• **Objective**: Select from the records below every line that has the word "screenshot" in it.

::: Data supplied

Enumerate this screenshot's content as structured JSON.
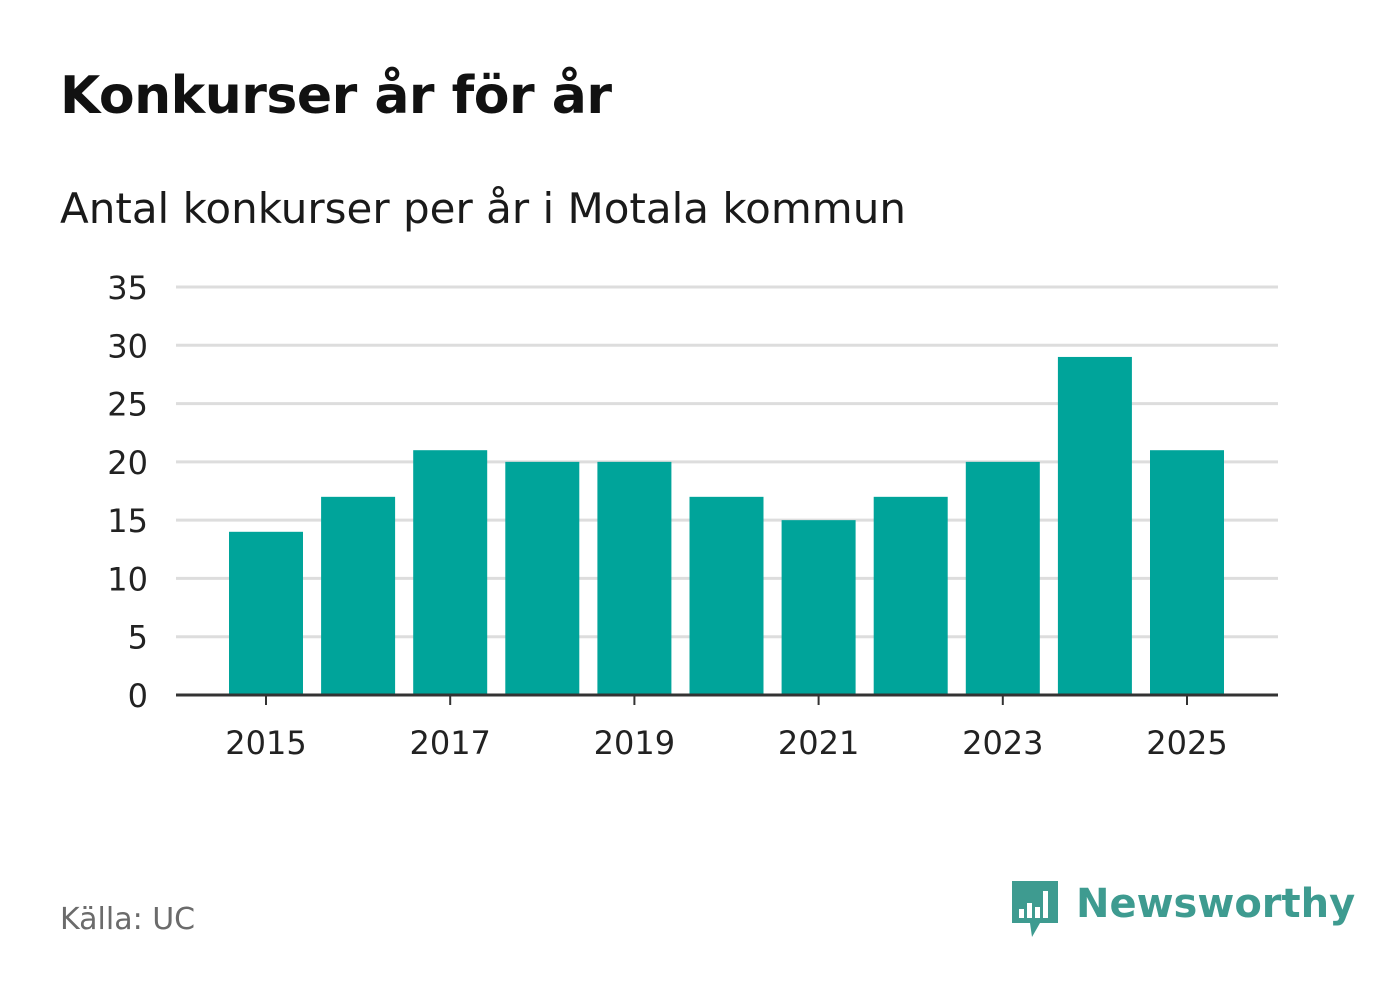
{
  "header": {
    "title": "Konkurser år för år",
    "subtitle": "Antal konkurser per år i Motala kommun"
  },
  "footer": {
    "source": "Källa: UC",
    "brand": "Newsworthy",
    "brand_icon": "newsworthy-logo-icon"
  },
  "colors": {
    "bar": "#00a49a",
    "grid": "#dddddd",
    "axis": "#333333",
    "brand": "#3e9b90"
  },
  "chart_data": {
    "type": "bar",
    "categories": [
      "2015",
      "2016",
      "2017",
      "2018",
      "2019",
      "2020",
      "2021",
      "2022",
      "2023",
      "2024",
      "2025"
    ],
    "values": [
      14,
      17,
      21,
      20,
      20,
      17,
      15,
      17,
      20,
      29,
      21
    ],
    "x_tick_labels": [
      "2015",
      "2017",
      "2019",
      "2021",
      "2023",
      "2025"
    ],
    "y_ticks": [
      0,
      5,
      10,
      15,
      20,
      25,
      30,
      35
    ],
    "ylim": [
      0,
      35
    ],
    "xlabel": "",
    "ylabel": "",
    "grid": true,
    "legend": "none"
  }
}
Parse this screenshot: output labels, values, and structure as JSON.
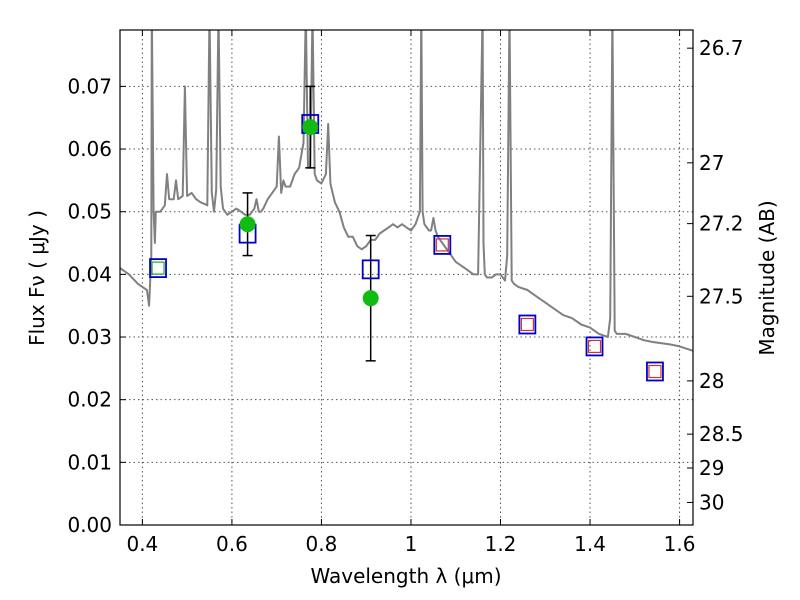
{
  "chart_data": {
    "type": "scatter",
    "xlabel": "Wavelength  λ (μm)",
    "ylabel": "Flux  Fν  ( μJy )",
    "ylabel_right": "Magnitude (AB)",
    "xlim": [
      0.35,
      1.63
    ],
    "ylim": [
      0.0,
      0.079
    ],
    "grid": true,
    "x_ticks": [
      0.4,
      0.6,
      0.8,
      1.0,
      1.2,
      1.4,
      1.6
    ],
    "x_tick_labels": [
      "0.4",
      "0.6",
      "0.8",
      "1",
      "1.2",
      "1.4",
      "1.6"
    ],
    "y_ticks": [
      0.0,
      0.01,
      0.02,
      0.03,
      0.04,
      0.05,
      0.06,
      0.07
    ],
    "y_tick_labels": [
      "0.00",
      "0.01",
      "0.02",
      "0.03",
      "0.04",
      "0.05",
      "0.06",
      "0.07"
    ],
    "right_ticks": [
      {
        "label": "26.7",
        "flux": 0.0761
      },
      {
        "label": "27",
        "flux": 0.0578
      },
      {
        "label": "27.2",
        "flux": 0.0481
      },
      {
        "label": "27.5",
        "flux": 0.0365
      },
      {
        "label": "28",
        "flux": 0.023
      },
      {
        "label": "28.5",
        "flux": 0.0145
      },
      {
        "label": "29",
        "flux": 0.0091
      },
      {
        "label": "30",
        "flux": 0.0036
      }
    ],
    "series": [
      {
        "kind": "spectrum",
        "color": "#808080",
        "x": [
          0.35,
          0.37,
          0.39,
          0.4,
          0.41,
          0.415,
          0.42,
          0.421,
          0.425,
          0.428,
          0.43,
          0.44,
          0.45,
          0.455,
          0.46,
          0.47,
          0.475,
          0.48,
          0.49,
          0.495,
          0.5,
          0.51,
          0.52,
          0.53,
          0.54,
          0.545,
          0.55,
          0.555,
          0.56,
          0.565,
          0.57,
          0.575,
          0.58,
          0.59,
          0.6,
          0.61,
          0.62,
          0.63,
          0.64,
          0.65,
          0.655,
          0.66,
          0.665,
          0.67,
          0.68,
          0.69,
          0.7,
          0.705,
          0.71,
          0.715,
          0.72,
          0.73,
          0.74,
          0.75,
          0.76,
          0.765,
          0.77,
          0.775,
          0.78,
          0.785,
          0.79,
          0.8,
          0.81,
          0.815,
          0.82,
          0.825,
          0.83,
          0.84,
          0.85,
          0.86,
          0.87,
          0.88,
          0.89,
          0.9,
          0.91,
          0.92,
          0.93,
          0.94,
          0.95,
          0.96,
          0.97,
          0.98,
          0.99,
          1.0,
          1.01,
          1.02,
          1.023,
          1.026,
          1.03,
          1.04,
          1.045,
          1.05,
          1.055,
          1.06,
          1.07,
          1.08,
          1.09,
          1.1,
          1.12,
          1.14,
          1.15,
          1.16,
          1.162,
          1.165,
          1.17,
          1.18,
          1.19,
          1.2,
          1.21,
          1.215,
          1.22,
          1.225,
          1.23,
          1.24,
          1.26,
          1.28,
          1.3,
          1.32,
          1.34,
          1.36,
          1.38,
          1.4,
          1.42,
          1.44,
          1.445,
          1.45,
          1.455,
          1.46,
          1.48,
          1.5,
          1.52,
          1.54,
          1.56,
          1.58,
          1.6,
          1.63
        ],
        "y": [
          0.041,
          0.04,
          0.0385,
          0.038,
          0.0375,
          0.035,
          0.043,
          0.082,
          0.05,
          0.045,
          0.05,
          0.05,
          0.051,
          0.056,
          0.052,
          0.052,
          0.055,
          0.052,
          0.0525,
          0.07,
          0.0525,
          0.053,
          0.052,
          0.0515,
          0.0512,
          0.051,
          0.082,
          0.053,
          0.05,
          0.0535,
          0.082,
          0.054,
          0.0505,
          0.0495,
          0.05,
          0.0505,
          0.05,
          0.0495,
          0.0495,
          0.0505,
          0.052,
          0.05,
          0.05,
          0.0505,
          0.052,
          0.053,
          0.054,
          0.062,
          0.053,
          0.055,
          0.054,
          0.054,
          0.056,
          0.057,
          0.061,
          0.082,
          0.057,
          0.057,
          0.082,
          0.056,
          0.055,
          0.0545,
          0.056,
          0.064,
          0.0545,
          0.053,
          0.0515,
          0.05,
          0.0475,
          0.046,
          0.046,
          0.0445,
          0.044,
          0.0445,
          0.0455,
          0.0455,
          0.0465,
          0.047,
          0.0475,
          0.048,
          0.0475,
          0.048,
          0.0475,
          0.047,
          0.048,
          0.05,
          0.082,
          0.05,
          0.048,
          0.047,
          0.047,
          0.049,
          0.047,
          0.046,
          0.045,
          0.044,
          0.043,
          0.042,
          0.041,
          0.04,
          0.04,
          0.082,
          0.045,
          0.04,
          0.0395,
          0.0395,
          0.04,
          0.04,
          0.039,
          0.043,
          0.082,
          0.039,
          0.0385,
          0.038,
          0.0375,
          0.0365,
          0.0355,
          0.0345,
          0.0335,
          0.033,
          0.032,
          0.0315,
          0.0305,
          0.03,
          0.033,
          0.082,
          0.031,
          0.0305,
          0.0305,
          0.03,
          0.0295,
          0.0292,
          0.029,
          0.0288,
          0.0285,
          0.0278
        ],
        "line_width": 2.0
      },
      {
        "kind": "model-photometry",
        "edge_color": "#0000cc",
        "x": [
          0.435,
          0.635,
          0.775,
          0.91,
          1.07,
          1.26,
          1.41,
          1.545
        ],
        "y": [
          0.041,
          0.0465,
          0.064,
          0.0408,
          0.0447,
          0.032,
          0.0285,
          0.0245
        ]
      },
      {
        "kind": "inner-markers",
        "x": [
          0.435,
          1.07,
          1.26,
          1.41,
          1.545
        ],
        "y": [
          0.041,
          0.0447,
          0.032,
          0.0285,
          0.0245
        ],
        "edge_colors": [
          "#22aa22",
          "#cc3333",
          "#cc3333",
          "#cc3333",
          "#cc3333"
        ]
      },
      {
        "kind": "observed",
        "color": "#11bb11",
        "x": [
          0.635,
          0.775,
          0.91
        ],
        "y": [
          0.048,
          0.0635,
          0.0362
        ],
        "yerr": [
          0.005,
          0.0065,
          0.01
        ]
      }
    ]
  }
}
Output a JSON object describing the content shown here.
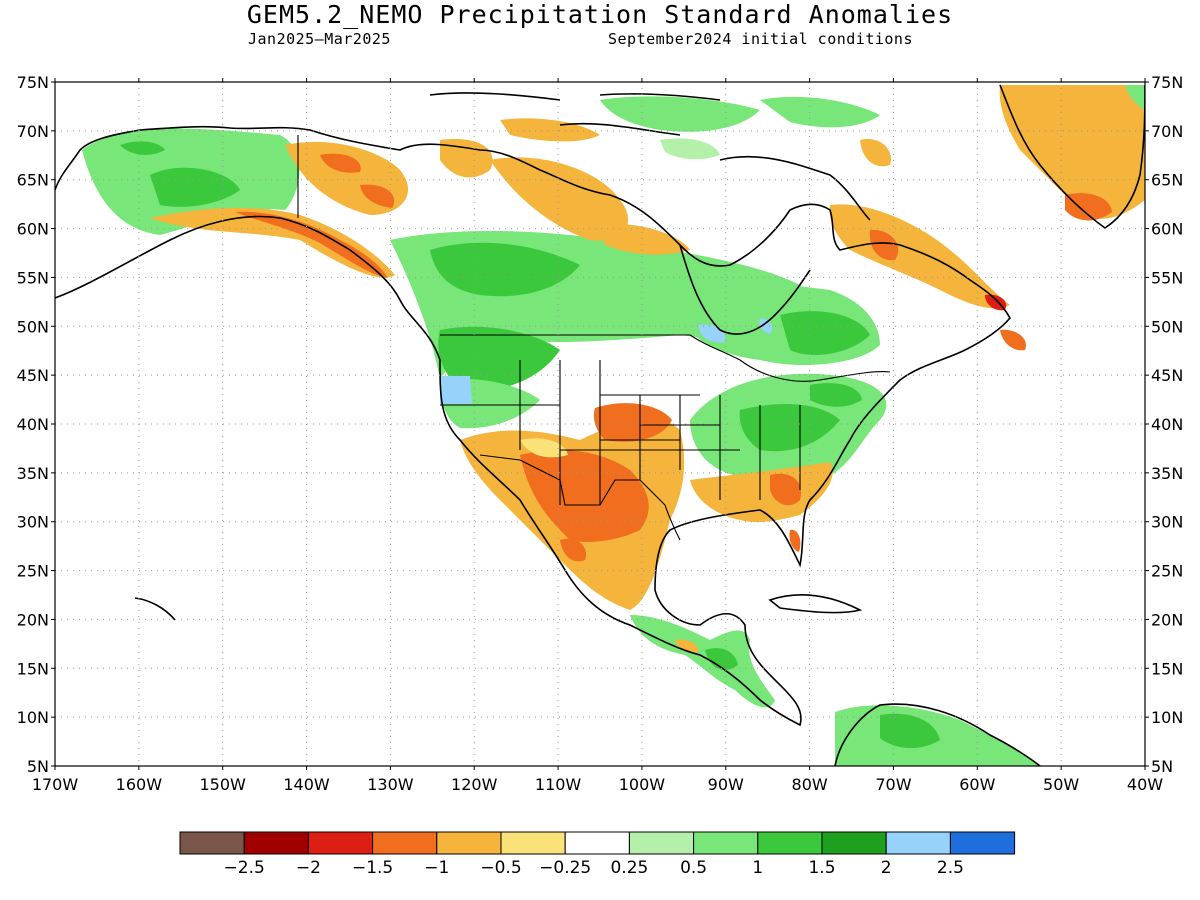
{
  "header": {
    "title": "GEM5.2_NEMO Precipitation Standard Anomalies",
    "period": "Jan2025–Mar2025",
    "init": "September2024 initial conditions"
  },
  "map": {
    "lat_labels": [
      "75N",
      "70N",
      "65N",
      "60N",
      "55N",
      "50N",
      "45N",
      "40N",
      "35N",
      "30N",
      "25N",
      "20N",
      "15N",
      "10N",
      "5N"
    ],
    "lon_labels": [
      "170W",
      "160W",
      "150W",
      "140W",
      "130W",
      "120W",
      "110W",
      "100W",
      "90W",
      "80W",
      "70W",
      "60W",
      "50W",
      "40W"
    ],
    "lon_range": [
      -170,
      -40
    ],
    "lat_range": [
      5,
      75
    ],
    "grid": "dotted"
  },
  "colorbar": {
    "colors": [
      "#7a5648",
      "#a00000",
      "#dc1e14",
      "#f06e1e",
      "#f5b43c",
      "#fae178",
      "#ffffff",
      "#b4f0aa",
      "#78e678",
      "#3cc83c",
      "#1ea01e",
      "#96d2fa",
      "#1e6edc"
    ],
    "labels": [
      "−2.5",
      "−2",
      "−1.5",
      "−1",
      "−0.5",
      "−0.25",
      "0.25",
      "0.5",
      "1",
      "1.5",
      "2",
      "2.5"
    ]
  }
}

::::::

• **Exercise response**:
Enumerate this screenshot's content as structured JSON.
Parse this screenshot: output labels, values, and structure as JSON.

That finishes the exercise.